WHAT YOU SHOULD DO. Identify the lines that contain the word "title", then copy them.

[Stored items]
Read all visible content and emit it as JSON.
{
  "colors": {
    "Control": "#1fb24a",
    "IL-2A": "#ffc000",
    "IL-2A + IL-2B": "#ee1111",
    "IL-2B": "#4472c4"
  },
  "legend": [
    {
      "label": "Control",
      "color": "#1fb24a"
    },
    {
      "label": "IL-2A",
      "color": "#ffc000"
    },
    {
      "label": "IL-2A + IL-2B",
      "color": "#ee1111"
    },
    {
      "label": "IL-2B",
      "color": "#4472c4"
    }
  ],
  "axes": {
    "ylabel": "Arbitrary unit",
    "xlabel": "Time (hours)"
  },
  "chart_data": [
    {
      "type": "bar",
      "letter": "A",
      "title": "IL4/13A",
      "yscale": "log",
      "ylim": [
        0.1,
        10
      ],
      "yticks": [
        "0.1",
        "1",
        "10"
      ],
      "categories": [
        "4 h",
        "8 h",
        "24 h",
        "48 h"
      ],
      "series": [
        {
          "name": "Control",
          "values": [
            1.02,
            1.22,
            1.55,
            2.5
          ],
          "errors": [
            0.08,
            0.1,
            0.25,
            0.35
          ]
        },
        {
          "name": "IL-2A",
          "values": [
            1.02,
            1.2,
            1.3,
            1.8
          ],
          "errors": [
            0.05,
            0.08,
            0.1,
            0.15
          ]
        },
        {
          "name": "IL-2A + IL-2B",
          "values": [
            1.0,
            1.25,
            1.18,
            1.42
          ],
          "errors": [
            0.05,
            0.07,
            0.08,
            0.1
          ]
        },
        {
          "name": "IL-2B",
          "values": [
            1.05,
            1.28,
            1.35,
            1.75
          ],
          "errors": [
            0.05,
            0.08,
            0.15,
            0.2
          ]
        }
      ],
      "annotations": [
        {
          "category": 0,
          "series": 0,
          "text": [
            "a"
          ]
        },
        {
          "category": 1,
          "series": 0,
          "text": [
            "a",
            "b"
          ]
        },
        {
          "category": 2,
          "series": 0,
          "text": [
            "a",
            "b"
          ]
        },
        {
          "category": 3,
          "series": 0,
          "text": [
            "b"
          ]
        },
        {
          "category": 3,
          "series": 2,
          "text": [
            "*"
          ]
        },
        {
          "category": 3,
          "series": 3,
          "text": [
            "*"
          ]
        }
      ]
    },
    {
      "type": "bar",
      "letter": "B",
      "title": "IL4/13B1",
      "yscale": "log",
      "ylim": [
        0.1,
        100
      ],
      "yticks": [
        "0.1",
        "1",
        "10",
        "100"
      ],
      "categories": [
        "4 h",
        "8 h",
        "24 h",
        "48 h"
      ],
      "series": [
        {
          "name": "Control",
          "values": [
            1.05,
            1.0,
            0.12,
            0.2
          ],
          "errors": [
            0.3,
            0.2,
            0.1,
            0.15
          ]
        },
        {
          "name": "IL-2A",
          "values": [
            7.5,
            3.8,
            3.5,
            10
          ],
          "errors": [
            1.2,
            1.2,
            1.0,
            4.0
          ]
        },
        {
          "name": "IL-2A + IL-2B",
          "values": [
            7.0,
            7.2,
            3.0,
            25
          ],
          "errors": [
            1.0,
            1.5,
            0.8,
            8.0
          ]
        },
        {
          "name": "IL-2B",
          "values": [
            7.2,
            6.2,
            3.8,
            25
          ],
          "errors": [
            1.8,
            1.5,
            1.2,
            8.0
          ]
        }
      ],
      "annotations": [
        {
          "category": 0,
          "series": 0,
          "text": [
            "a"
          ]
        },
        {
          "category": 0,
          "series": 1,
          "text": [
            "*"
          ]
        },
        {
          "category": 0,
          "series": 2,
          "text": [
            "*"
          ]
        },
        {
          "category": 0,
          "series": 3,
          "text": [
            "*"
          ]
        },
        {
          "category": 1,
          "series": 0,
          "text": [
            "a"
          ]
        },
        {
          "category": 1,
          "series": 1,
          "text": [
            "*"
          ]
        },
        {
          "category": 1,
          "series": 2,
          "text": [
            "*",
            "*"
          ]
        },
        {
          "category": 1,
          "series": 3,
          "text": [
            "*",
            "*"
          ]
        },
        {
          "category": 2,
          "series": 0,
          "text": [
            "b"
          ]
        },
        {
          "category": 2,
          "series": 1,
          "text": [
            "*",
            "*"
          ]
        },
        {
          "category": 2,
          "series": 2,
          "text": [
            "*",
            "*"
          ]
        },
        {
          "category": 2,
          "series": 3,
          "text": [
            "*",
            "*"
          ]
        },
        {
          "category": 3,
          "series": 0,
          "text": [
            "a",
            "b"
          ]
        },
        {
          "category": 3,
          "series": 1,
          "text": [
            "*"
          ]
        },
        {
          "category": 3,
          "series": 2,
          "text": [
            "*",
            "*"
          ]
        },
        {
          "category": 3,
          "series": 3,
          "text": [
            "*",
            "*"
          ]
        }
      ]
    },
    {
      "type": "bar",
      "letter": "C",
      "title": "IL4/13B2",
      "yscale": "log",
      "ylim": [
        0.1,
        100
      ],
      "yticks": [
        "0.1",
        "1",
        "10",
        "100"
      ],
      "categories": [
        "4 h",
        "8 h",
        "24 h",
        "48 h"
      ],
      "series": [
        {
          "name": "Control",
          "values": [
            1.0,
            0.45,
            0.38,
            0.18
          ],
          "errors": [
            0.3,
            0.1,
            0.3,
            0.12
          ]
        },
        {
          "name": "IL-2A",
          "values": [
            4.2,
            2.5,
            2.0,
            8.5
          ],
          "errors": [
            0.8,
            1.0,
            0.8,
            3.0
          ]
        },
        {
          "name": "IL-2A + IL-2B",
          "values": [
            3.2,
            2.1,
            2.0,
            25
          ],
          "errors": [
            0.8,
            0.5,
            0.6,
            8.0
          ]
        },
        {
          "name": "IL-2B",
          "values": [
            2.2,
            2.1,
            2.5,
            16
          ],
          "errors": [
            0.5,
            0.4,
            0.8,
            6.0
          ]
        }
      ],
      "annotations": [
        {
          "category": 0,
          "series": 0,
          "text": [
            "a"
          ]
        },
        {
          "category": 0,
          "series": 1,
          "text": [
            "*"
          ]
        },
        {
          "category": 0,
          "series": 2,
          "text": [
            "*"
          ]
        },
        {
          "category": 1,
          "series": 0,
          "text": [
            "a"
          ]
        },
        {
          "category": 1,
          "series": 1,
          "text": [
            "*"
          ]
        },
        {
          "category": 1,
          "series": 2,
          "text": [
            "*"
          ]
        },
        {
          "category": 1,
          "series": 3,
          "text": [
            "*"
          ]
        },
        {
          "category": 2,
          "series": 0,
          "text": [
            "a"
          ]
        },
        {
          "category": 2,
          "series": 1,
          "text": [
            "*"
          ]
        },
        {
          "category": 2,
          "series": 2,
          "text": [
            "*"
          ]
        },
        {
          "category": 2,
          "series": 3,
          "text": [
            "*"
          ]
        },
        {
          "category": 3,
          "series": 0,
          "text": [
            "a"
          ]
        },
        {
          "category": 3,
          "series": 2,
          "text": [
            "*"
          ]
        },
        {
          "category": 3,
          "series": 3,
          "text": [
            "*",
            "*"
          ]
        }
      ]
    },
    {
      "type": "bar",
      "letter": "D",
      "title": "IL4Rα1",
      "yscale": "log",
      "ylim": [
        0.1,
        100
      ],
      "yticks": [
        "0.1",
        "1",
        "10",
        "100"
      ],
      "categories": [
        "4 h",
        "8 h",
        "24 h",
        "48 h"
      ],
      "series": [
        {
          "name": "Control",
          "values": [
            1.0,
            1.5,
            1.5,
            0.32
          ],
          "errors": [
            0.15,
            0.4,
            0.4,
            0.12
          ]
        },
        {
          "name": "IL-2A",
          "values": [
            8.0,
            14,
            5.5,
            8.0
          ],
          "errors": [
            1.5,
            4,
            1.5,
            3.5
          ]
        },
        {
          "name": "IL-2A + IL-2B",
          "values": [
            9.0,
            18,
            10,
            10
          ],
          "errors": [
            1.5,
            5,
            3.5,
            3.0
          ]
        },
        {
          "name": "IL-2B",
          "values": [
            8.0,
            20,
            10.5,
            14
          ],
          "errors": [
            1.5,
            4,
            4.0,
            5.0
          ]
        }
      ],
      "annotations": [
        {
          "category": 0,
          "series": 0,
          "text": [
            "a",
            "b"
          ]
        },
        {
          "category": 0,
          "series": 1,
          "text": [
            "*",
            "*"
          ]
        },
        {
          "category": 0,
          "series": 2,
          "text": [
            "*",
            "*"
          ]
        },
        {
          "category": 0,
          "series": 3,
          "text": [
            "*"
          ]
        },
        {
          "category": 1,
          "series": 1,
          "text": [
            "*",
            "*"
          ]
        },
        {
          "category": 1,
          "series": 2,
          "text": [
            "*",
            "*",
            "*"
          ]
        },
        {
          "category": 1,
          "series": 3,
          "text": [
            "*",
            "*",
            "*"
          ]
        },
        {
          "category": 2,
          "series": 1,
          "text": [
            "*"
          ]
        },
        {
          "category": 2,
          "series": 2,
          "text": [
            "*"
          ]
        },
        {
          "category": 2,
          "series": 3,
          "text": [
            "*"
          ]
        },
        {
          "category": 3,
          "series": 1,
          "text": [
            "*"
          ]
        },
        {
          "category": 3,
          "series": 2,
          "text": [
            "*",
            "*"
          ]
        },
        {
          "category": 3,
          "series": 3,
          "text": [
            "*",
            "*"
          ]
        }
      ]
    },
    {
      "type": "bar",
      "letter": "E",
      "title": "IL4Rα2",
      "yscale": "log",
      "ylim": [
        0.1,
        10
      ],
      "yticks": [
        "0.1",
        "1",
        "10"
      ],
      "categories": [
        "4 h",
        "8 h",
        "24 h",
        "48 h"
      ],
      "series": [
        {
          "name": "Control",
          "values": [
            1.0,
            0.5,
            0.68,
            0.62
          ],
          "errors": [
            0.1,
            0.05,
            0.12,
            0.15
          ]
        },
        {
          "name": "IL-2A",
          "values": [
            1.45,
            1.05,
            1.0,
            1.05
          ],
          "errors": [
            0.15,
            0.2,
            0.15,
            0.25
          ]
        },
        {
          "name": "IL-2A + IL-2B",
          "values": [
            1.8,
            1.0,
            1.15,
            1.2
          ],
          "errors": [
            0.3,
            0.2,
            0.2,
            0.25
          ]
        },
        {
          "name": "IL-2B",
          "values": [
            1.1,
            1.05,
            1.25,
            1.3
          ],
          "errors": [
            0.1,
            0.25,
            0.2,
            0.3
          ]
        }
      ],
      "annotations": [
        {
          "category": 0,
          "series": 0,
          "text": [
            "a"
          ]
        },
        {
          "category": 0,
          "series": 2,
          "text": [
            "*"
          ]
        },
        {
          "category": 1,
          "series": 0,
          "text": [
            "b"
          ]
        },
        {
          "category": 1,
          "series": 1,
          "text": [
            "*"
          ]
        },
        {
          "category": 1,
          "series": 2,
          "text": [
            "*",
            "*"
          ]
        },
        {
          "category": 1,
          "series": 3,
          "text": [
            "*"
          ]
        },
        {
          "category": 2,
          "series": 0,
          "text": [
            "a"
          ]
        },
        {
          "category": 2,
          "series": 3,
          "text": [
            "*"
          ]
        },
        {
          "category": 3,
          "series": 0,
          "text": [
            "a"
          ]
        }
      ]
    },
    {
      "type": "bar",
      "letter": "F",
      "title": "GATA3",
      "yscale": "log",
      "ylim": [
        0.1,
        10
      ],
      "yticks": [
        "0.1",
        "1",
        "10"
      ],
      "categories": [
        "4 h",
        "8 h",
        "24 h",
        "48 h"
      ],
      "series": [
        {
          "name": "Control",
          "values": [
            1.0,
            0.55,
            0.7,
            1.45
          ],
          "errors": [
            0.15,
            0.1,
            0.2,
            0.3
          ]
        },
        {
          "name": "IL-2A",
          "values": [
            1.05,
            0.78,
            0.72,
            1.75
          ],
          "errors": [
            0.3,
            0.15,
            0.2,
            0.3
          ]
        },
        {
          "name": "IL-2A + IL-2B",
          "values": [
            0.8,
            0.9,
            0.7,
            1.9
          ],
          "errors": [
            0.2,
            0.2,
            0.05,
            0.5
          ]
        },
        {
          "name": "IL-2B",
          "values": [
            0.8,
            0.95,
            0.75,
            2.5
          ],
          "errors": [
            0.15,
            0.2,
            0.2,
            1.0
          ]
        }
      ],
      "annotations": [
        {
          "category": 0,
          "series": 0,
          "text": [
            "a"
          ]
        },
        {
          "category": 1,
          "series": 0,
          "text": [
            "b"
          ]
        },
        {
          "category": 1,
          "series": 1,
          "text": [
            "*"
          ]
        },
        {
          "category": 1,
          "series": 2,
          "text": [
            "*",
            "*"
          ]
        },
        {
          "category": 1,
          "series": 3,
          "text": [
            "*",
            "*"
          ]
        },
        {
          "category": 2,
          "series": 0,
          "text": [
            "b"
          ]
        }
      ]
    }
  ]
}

ANSWER BELOW.
      "title": "IL4/13A",
      "title": "IL4/13B1",
      "title": "IL4/13B2",
      "title": "IL4Rα1",
      "title": "IL4Rα2",
      "title": "GATA3",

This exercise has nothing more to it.